* [Dataset listings of figures]
-=-=-
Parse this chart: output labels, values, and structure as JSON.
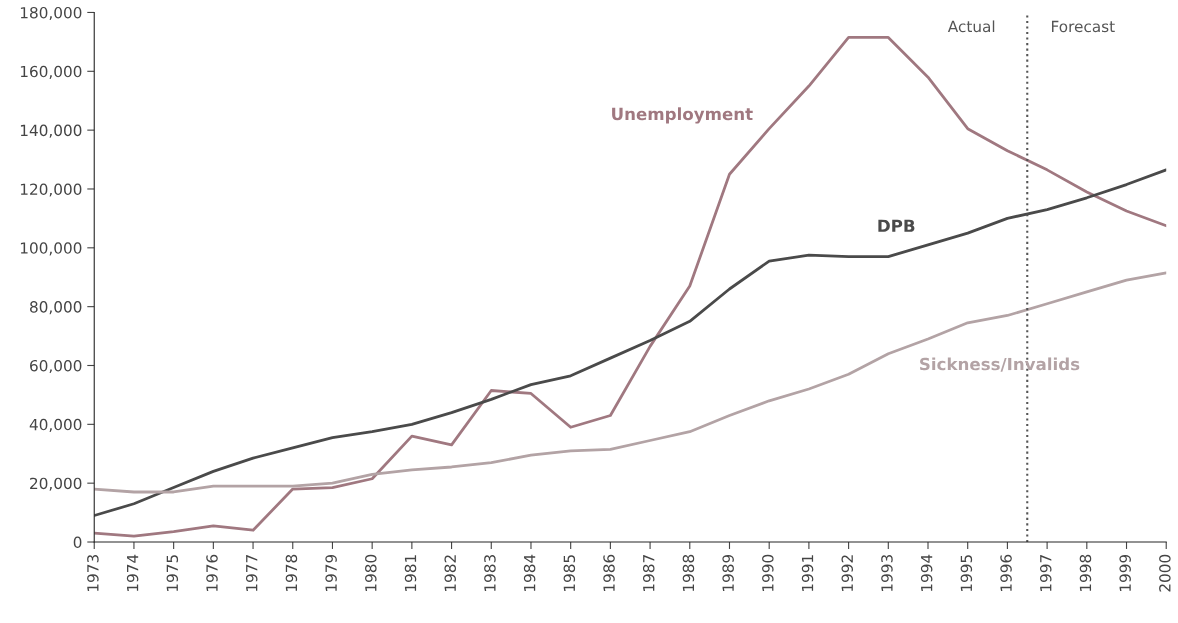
{
  "chart_data": {
    "type": "line",
    "x": [
      1973,
      1974,
      1975,
      1976,
      1977,
      1978,
      1979,
      1980,
      1981,
      1982,
      1983,
      1984,
      1985,
      1986,
      1987,
      1988,
      1989,
      1990,
      1991,
      1992,
      1993,
      1994,
      1995,
      1996,
      1997,
      1998,
      1999,
      2000
    ],
    "series": [
      {
        "name": "Unemployment",
        "color": "#a07880",
        "values": [
          3000,
          2000,
          3500,
          5500,
          4000,
          18000,
          18500,
          21500,
          36000,
          33000,
          51500,
          50500,
          39000,
          43000,
          66500,
          87000,
          125000,
          140500,
          155000,
          171500,
          171500,
          158000,
          140500,
          133000,
          126500,
          119000,
          112500,
          107500
        ]
      },
      {
        "name": "DPB",
        "color": "#4a4a4a",
        "values": [
          9000,
          13000,
          18500,
          24000,
          28500,
          32000,
          35500,
          37500,
          40000,
          44000,
          48500,
          53500,
          56500,
          62500,
          68500,
          75000,
          86000,
          95500,
          97500,
          97000,
          97000,
          101000,
          105000,
          110000,
          113000,
          117000,
          121500,
          126500
        ]
      },
      {
        "name": "Sickness/Invalids",
        "color": "#b3a3a5",
        "values": [
          18000,
          17000,
          17000,
          19000,
          19000,
          19000,
          20000,
          23000,
          24500,
          25500,
          27000,
          29500,
          31000,
          31500,
          34500,
          37500,
          43000,
          48000,
          52000,
          57000,
          64000,
          69000,
          74500,
          77000,
          81000,
          85000,
          89000,
          91500
        ]
      }
    ],
    "xlim": [
      1973,
      2000
    ],
    "xticks": [
      1973,
      1974,
      1975,
      1976,
      1977,
      1978,
      1979,
      1980,
      1981,
      1982,
      1983,
      1984,
      1985,
      1986,
      1987,
      1988,
      1989,
      1990,
      1991,
      1992,
      1993,
      1994,
      1995,
      1996,
      1997,
      1998,
      1999,
      2000
    ],
    "ylim": [
      0,
      180000
    ],
    "yticks": [
      {
        "value": 0,
        "label": "0"
      },
      {
        "value": 20000,
        "label": "20,000"
      },
      {
        "value": 40000,
        "label": "40,000"
      },
      {
        "value": 60000,
        "label": "60,000"
      },
      {
        "value": 80000,
        "label": "80,000"
      },
      {
        "value": 100000,
        "label": "100,000"
      },
      {
        "value": 120000,
        "label": "120,000"
      },
      {
        "value": 140000,
        "label": "140,000"
      },
      {
        "value": 160000,
        "label": "160,000"
      },
      {
        "value": 180000,
        "label": "180,000"
      }
    ],
    "ref_lines": [
      {
        "axis": "x",
        "value": 1996.5,
        "color": "#555555",
        "line_style": "dotted"
      }
    ],
    "annotations": [
      "Actual",
      "Forecast"
    ],
    "grid": false,
    "legend": false,
    "marker": "none",
    "line_style": "solid"
  }
}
-=-=-
Look through the records and gather each line with the word "color".

        "color": "#a07880",
        "color": "#4a4a4a",
        "color": "#b3a3a5",
        "color": "#555555",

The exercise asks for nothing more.